(Stored records)

— begin —

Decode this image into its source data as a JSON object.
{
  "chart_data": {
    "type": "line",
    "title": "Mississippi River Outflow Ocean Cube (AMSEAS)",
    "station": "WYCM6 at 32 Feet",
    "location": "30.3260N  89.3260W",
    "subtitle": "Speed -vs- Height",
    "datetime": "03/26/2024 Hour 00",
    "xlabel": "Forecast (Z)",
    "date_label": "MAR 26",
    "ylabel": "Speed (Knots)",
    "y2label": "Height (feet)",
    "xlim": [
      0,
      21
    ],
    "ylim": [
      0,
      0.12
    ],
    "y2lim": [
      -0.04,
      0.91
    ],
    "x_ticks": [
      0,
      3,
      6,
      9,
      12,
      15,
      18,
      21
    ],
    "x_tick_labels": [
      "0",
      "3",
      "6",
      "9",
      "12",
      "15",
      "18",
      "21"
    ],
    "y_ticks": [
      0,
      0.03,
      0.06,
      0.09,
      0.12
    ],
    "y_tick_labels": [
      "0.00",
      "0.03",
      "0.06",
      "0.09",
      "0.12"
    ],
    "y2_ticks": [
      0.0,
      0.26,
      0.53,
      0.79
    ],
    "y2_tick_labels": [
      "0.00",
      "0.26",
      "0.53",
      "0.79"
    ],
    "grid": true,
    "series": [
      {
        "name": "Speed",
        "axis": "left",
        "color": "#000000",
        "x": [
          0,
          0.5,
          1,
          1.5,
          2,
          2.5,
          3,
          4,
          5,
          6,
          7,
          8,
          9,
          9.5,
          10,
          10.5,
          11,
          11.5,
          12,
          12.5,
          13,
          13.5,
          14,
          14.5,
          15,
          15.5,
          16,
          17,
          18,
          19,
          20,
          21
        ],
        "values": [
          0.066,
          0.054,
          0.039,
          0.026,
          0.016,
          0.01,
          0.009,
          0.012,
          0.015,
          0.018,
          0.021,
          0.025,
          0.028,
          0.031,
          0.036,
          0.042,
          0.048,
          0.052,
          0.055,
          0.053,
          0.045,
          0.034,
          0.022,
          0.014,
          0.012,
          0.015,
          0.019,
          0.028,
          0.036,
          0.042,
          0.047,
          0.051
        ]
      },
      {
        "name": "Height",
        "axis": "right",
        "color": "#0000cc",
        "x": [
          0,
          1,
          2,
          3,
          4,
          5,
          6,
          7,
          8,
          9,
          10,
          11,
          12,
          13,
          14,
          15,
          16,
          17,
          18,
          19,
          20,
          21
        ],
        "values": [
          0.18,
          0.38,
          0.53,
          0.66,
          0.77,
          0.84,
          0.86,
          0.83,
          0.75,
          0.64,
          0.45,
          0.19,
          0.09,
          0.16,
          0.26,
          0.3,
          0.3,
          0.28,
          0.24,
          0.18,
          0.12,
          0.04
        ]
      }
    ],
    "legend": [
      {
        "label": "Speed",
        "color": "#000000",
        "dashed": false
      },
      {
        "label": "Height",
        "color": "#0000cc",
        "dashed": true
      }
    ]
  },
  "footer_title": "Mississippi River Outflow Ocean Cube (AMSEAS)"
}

— end —

_THE REQUEST_
Extract from the material all lines containing the string "Mississippi".

_SOLUTION TO THIS EXERCISE_
    "title": "Mississippi River Outflow Ocean Cube (AMSEAS)",
  "footer_title": "Mississippi River Outflow Ocean Cube (AMSEAS)"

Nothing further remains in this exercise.